### AIM OF THE TASK
Can you rewrite the lines starting at the one containing "legend-item-parent-device: 保護者の通信機器 [459, 533, 637, 562]" and ending at the one containing "List each element", with "legend-swatch" swapped for "legend-marker" and everything else left the same?

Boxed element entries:
BEGIN
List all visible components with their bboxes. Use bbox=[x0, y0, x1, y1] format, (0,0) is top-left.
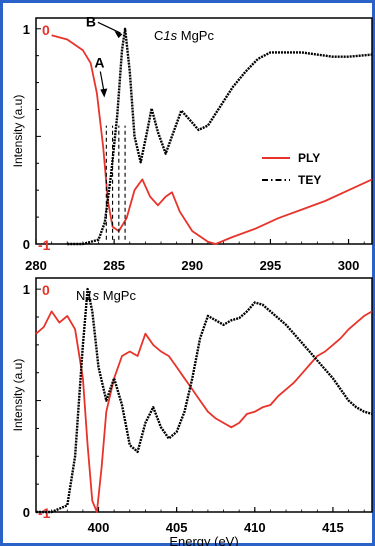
legend-label-ply: PLY bbox=[298, 151, 320, 165]
x-tick-label: 410 bbox=[244, 520, 266, 535]
y-axis-label: Intensity (a.u) bbox=[11, 359, 25, 432]
x-tick-label: 280 bbox=[25, 258, 47, 273]
y-tick-label-ply-top: 0 bbox=[42, 22, 50, 38]
x-tick-label: 400 bbox=[88, 520, 110, 535]
legend-label-tey: TEY bbox=[298, 173, 321, 187]
series-line-ply bbox=[51, 34, 373, 245]
x-tick-label: 300 bbox=[338, 258, 360, 273]
series-line-ply bbox=[35, 310, 373, 513]
panel-title: N1s MgPc bbox=[76, 288, 136, 303]
x-tick-label: 290 bbox=[181, 258, 203, 273]
x-tick-label: 405 bbox=[166, 520, 188, 535]
x-tick-label: 295 bbox=[260, 258, 282, 273]
y-tick-label-left: 0 bbox=[23, 237, 30, 252]
annotation-arrowhead bbox=[114, 31, 123, 39]
y-tick-label-ply-top: 0 bbox=[42, 282, 50, 298]
y-tick-label-ply-bottom: -1 bbox=[38, 505, 51, 521]
y-tick-label-left: 0 bbox=[23, 505, 30, 520]
y-tick-label-left: 1 bbox=[23, 22, 30, 37]
annotation-a: A bbox=[94, 55, 104, 71]
annotation-b: B bbox=[86, 13, 96, 29]
y-axis-label: Intensity (a.u) bbox=[11, 95, 25, 168]
panel-title: C1s MgPc bbox=[154, 28, 214, 43]
y-tick-label-ply-bottom: -1 bbox=[38, 237, 51, 253]
x-axis-label: Energy (eV) bbox=[169, 534, 238, 546]
annotation-arrow bbox=[97, 21, 121, 34]
series-line-tey bbox=[36, 287, 373, 514]
series-line-tey bbox=[67, 27, 373, 246]
annotation-arrowhead bbox=[100, 88, 108, 98]
plot-frame bbox=[35, 17, 373, 245]
y-tick-label-left: 1 bbox=[23, 282, 30, 297]
plot-frame bbox=[35, 277, 373, 513]
x-tick-label: 285 bbox=[103, 258, 125, 273]
x-tick-label: 415 bbox=[322, 520, 344, 535]
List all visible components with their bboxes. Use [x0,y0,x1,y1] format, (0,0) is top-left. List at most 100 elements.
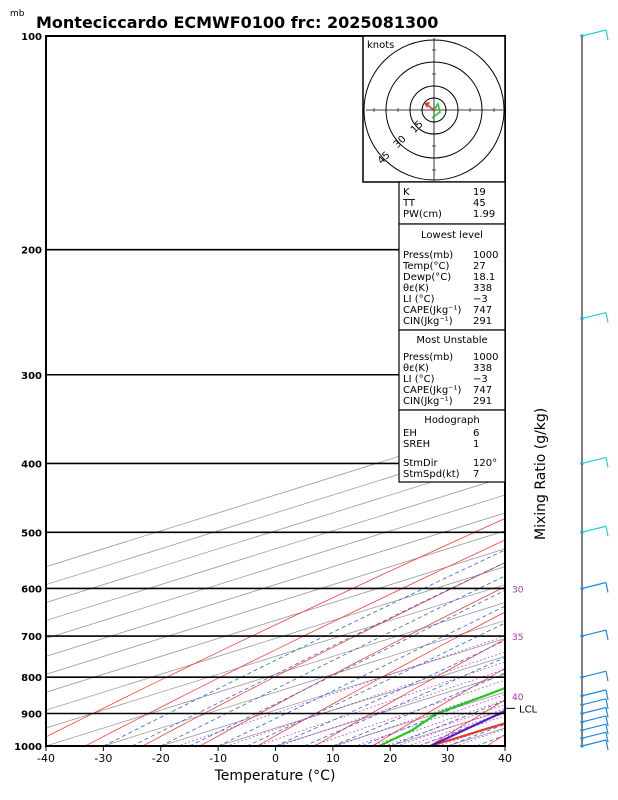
pressure-tick-label: 700 [21,632,42,643]
x-axis-label: Temperature (°C) [214,768,336,784]
isotherm [46,566,505,711]
theta-e-label: 30 [512,585,524,595]
index-value: −3 [473,294,488,305]
x-tick-label: 0 [272,752,279,765]
panel-title: Hodograph [424,415,479,426]
index-label: CAPE(Jkg⁻¹) [403,385,461,396]
index-label: StmDir [403,458,438,469]
mixing-ratio-line [407,711,505,746]
wind-barb [581,731,609,743]
mixing-ratio-line [384,704,505,746]
pressure-tick-label: 600 [21,584,42,595]
index-label: SREH [403,439,430,450]
storm-motion-arrow [424,102,430,108]
pressure-tick-label: 100 [21,32,42,43]
x-tick-label: -10 [209,752,227,765]
index-value: 747 [473,305,492,316]
wind-barb [581,311,609,323]
index-label: CAPE(Jkg⁻¹) [403,305,461,316]
indices-panel: K 19 TT 45 PW(cm) 1.99 Lowest level Press(mb) 10… [398,181,506,483]
index-value: −3 [473,374,488,385]
panel-title: Lowest level [421,230,483,241]
pressure-tick-label: 200 [21,246,42,257]
mixing-ratio-line [256,661,505,746]
isotherm [46,494,505,639]
mixing-ratio-labels: 1234681012141618202530303540LCL [505,585,538,715]
moist-adiabat [275,639,505,746]
index-label: LI (°C) [403,374,435,385]
dry-adiabat [486,733,505,746]
wind-barb [581,629,609,641]
moist-adiabat [131,562,505,746]
chart-title: Monteciccardo ECMWF0100 frc: 2025081300 [36,13,438,32]
index-value: 1.99 [473,209,495,220]
index-value: 291 [473,396,492,407]
wind-barb [581,739,609,751]
index-label: TT [402,198,416,209]
isotherm [46,458,505,603]
index-value: 291 [473,316,492,327]
theta-e-label: 40 [512,693,524,703]
panel-title: Most Unstable [416,335,487,346]
panel-box [398,181,506,225]
moist-adiabat [504,745,505,746]
wind-barb [581,525,609,537]
wind-barb [581,698,609,709]
x-tick-label: -40 [37,752,55,765]
pressure-tick-label: 800 [21,673,42,684]
index-label: LI (°C) [403,294,435,305]
moist-adiabat [390,700,505,746]
isotherm [46,512,505,657]
index-label: CIN(Jkg⁻¹) [403,396,453,407]
wind-barb [581,29,609,41]
index-value: 6 [473,428,479,439]
hodograph-unit: knots [367,40,394,51]
isotherm [46,440,505,586]
pressure-unit-label: mb [10,9,25,19]
index-value: 338 [473,363,492,374]
dry-adiabat [142,562,505,746]
mixing-ratio-line [417,715,505,746]
wind-barb [581,689,609,701]
x-tick-label: 30 [441,752,455,765]
index-value: 1000 [473,352,498,363]
dewpoint-trace [378,686,505,746]
pressure-tick-label: 400 [21,459,42,470]
isotherm [46,530,505,675]
index-label: θε(K) [403,363,429,374]
pressure-tick-label: 300 [21,371,42,382]
moist-adiabat [189,589,505,746]
index-label: PW(cm) [403,209,442,220]
pressure-tick-label: 900 [21,710,42,721]
moist-adiabat [103,549,505,746]
wind-barbs [580,29,609,751]
dry-adiabat [257,611,505,746]
dry-adiabat [314,638,505,746]
index-label: Dewp(°C) [403,272,451,283]
dry-adiabat [544,36,618,746]
index-value: 1000 [473,250,498,261]
index-value: 45 [473,198,486,209]
lcl-label: LCL [519,704,538,715]
index-value: 747 [473,385,492,396]
index-value: 27 [473,261,486,272]
index-label: Temp(°C) [402,261,450,272]
isotherm [46,476,505,621]
panel-box [398,329,506,411]
pressure-tick-label: 500 [21,528,42,539]
x-tick-label: 10 [326,752,340,765]
isotherm [562,36,618,746]
isotherm [46,584,505,729]
mixing-ratio-axis-label: Mixing Ratio (g/kg) [533,408,549,540]
wind-barb [581,715,609,727]
moist-adiabat [332,672,505,746]
background-lines [46,36,618,746]
index-value: 19 [473,187,486,198]
panel-box [398,223,506,331]
mixing-ratio-line [370,699,505,746]
dry-adiabat [46,518,505,738]
index-value: 7 [473,469,479,480]
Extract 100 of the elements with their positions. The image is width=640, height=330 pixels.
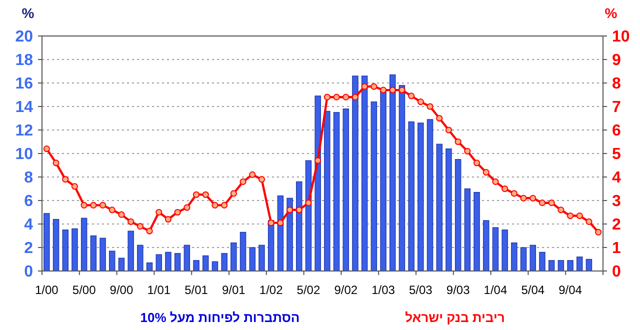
point	[277, 220, 284, 226]
y-tick-label: 0	[24, 264, 34, 280]
bar	[558, 260, 564, 272]
point	[380, 86, 387, 94]
bar	[137, 244, 144, 272]
bar	[370, 102, 378, 272]
point	[548, 200, 555, 206]
point	[240, 178, 246, 185]
bar	[286, 198, 293, 272]
bar	[174, 253, 181, 272]
point	[202, 191, 209, 198]
y-axis-title: %	[22, 5, 35, 21]
x-tick-label: 5/00	[72, 283, 96, 297]
point	[502, 185, 508, 192]
y-tick-label: 4	[24, 216, 34, 234]
point	[445, 126, 452, 134]
bar	[567, 260, 574, 272]
point	[370, 83, 378, 90]
bar	[492, 227, 499, 272]
y2-tick-label: 9	[612, 52, 621, 69]
point	[473, 160, 480, 166]
x-tick-label: 9/01	[222, 283, 246, 297]
x-tick-label: 9/04	[558, 283, 582, 297]
bar	[361, 76, 368, 272]
point	[305, 200, 312, 206]
bar	[305, 160, 312, 272]
point	[352, 94, 359, 100]
point	[249, 171, 256, 178]
bar	[230, 242, 237, 272]
bar	[90, 235, 97, 272]
point	[108, 206, 116, 214]
x-tick-label: 1/00	[34, 283, 59, 297]
point	[184, 204, 190, 211]
bar	[380, 90, 386, 272]
bar	[342, 108, 349, 272]
point	[99, 202, 106, 208]
bar	[418, 122, 424, 272]
point	[43, 146, 50, 152]
point	[118, 211, 125, 218]
bar	[202, 255, 209, 272]
point	[492, 178, 499, 185]
bar	[184, 244, 190, 272]
bar	[249, 247, 256, 272]
y-tick-label: 8	[24, 170, 34, 186]
bar	[446, 148, 452, 272]
bar	[296, 181, 302, 272]
point	[333, 94, 340, 100]
point	[586, 218, 592, 225]
point	[454, 138, 462, 146]
bar	[165, 252, 172, 272]
point	[136, 223, 144, 230]
y-tick-label: 18	[15, 52, 34, 69]
point	[520, 194, 527, 202]
x-tick-label: 9/00	[110, 283, 134, 297]
point	[164, 216, 172, 223]
bar	[324, 110, 330, 272]
bar	[454, 159, 462, 272]
point	[80, 202, 88, 208]
bar	[156, 254, 162, 272]
point	[314, 157, 322, 164]
bar	[100, 238, 106, 272]
point	[192, 191, 200, 198]
y-tick-label: 20	[15, 28, 34, 46]
point	[389, 86, 396, 94]
point	[482, 169, 490, 176]
point	[530, 194, 536, 202]
bar	[52, 219, 60, 272]
point	[510, 190, 518, 197]
point	[90, 202, 97, 208]
bar	[128, 230, 134, 272]
bar	[586, 258, 592, 272]
point	[174, 208, 181, 216]
point	[221, 202, 228, 208]
y2-tick-label: 6	[612, 122, 621, 140]
y-tick-label: 6	[24, 193, 34, 210]
point	[296, 206, 302, 214]
bar	[474, 192, 480, 272]
point	[268, 220, 274, 226]
bar	[539, 252, 546, 272]
bar	[408, 121, 414, 272]
x-tick-label: 9/03	[446, 283, 470, 297]
point	[212, 202, 218, 208]
bar	[548, 260, 555, 272]
point	[128, 218, 134, 225]
bar	[511, 242, 518, 272]
point	[230, 190, 237, 197]
x-tick-label: 1/03	[372, 283, 396, 297]
x-tick-label: 5/02	[296, 283, 320, 297]
bar	[314, 96, 321, 272]
point	[52, 160, 60, 166]
point	[538, 200, 546, 206]
y2-tick-label: 5	[612, 146, 621, 163]
y2-tick-label: 3	[612, 193, 621, 210]
x-tick-label: 5/04	[521, 283, 545, 297]
point	[156, 208, 162, 216]
bar	[80, 218, 88, 272]
bar	[352, 76, 358, 272]
bar	[193, 260, 200, 272]
bar	[258, 244, 265, 272]
bar	[576, 256, 583, 272]
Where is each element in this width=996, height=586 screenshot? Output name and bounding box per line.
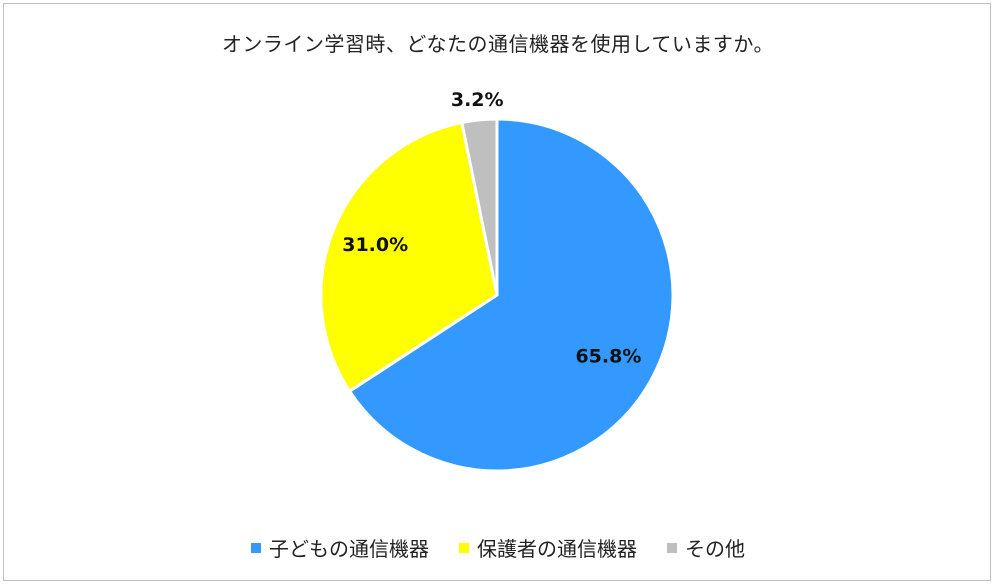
legend-item-parent-device: 保護者の通信機器 [459, 533, 637, 562]
legend-item-other: その他 [667, 533, 745, 562]
legend-swatch [667, 542, 677, 553]
slice-other [460, 117, 499, 296]
legend-swatch [251, 542, 261, 553]
legend-label: 子どもの通信機器 [269, 537, 429, 561]
slice-parent-device [319, 120, 499, 394]
slice-parent-device-label: 31.0% [342, 234, 408, 256]
chart-legend: 子どもの通信機器 保護者の通信機器 その他 [0, 533, 996, 562]
slice-child-device-label: 65.8% [575, 345, 641, 367]
legend-item-child-device: 子どもの通信機器 [251, 533, 429, 562]
legend-label: その他 [685, 537, 745, 561]
legend-label: 保護者の通信機器 [477, 537, 637, 561]
slice-child-device [347, 117, 675, 473]
slice-other-label: 3.2% [451, 89, 504, 111]
legend-swatch [459, 542, 469, 553]
chart-title: オンライン学習時、どなたの通信機器を使用していますか。 [221, 32, 775, 56]
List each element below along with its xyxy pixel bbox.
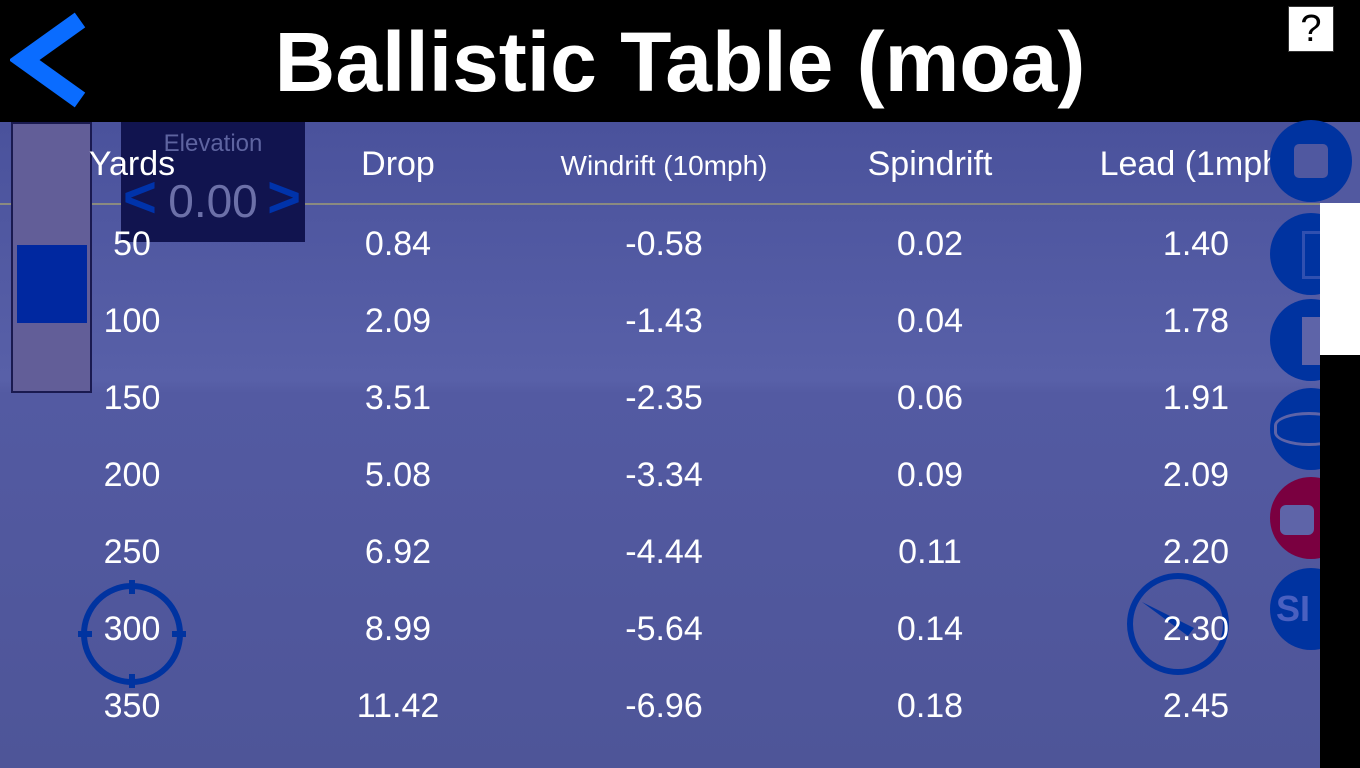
- table-cell: 0.04: [896, 302, 964, 340]
- table-cell: 200: [103, 456, 161, 494]
- header-bar: Ballistic Table (moa) ?: [0, 0, 1360, 122]
- table-cell: 2.20: [1162, 533, 1230, 571]
- column-header: Drop: [361, 145, 435, 183]
- page-title: Ballistic Table (moa): [274, 15, 1086, 109]
- table-cell: 2.09: [1162, 456, 1230, 494]
- column-header: Windrift (10mph): [560, 150, 768, 181]
- camera-icon: [1280, 505, 1314, 535]
- table-cell: -5.64: [625, 610, 703, 648]
- table-cell: 2.30: [1162, 610, 1230, 648]
- table-cell: 100: [103, 302, 161, 340]
- table-cell: -4.44: [625, 533, 703, 571]
- table-cell: 350: [103, 687, 161, 725]
- elevation-decrease-button[interactable]: <: [123, 165, 157, 230]
- table-cell: 250: [103, 533, 161, 571]
- stop-icon: [1294, 144, 1328, 178]
- wind-gauge: [11, 122, 92, 393]
- table-cell: 2.45: [1162, 687, 1230, 725]
- table-cell: 0.02: [896, 225, 964, 263]
- units-icon: SI: [1276, 588, 1311, 629]
- table-cell: 5.08: [364, 456, 432, 494]
- table-cell: 1.91: [1162, 379, 1230, 417]
- table-cell: -6.96: [625, 687, 703, 725]
- divider: [0, 203, 1320, 205]
- table-cell: -2.35: [625, 379, 703, 417]
- gauge-fill: [17, 245, 87, 323]
- table-cell: -0.58: [625, 225, 703, 263]
- table-cell: 0.06: [896, 379, 964, 417]
- table-cell: 0.14: [896, 610, 964, 648]
- elevation-label: Elevation: [163, 130, 263, 157]
- table-cell: 0.18: [896, 687, 964, 725]
- table-cell: -3.34: [625, 456, 703, 494]
- table-cell: 11.42: [356, 687, 440, 725]
- table-cell: 6.92: [364, 533, 432, 571]
- compass-icon[interactable]: [1124, 570, 1232, 678]
- back-arrow-icon[interactable]: [10, 12, 90, 108]
- table-cell: -1.43: [625, 302, 703, 340]
- crosshair-icon[interactable]: [78, 580, 186, 688]
- table-cell: 0.11: [898, 533, 962, 571]
- table-cell: 1.78: [1162, 302, 1230, 340]
- table-cell: 2.09: [364, 302, 432, 340]
- table-cell: 0.09: [896, 456, 964, 494]
- side-panel-black: [1320, 355, 1360, 768]
- table-cell: 0.84: [364, 225, 432, 263]
- stop-button[interactable]: [1270, 120, 1352, 202]
- side-panel-white: [1320, 203, 1360, 355]
- table-cell: 150: [103, 379, 161, 417]
- column-header: Lead (1mph): [1099, 145, 1293, 183]
- help-button[interactable]: ?: [1288, 6, 1334, 52]
- elevation-increase-button[interactable]: >: [267, 165, 301, 230]
- table-cell: 3.51: [364, 379, 432, 417]
- elevation-control: Elevation 0.00 < >: [121, 122, 305, 242]
- elevation-value: 0.00: [168, 175, 258, 227]
- table-cell: 50: [113, 225, 151, 263]
- table-cell: 8.99: [364, 610, 432, 648]
- column-header: Yards: [88, 145, 176, 183]
- column-header: Spindrift: [867, 145, 993, 183]
- table-cell: 1.40: [1162, 225, 1230, 263]
- table-cell: 300: [103, 610, 161, 648]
END
### THE REPLY
legend-item-parent-device: 保護者の通信機器 [459, 533, 637, 562]
legend-item-other: その他 [667, 533, 745, 562]
legend-marker [667, 542, 677, 553]
slice-other [460, 117, 499, 296]
legend-marker [251, 542, 261, 553]
legend-label: 子どもの通信機器 [269, 537, 429, 561]
slice-parent-device [319, 120, 499, 394]
slice-parent-device-label: 31.0% [342, 234, 408, 256]
chart-legend: 子どもの通信機器 保護者の通信機器 その他 [0, 533, 996, 562]
slice-child-device-label: 65.8% [575, 345, 641, 367]
legend-item-child-device: 子どもの通信機器 [251, 533, 429, 562]
legend-label: その他 [685, 537, 745, 561]
legend-label: 保護者の通信機器 [477, 537, 637, 561]
slice-child-device [347, 117, 675, 473]
slice-other-label: 3.2% [451, 89, 504, 111]
legend-marker [459, 542, 469, 553]
chart-title: オンライン学習時、どなたの通信機器を使用していますか。 [221, 32, 775, 56]
List each element below along with its xyxy pixel bbox.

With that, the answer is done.